--- Start Entries ---

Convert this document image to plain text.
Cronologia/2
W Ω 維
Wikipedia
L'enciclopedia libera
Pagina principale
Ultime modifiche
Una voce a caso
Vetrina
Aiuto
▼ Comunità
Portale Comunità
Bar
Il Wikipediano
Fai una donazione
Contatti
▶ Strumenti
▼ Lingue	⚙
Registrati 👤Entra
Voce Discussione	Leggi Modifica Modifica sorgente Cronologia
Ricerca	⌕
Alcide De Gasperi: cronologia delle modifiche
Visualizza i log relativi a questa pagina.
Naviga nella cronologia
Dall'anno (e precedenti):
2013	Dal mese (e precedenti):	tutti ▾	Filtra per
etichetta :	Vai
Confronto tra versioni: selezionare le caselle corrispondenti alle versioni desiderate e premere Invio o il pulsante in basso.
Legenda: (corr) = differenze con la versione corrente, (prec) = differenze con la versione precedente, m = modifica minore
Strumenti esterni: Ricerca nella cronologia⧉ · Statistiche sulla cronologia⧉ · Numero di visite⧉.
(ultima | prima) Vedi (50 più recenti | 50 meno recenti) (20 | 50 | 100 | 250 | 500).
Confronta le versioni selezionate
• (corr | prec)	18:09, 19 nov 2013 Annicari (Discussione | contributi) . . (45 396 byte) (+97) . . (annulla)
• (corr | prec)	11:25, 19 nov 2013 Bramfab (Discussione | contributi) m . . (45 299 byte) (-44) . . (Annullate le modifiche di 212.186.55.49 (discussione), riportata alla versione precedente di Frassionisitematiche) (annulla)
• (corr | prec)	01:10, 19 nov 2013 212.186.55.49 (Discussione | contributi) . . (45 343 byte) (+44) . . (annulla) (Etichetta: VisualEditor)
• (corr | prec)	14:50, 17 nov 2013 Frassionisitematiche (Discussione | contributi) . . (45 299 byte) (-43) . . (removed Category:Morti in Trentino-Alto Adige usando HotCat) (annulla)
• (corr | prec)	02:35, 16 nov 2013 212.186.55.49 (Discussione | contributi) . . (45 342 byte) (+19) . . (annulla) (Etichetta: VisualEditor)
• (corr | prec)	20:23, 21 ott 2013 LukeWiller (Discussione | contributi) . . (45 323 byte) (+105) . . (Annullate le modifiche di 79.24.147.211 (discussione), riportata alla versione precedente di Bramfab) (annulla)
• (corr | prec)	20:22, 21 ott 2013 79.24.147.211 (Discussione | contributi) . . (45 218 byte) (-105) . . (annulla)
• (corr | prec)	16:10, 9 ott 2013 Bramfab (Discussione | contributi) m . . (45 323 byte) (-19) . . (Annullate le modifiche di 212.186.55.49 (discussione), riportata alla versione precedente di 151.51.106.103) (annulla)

--- End Entries ---

▶ What you are asked to do
Pick out every line holding the string "Strumenti" and return it.

▶ Answer in full
▶ Strumenti
Strumenti esterni: Ricerca nella cronologia⧉ · Statistiche sulla cronologia⧉ · Numero di visite⧉.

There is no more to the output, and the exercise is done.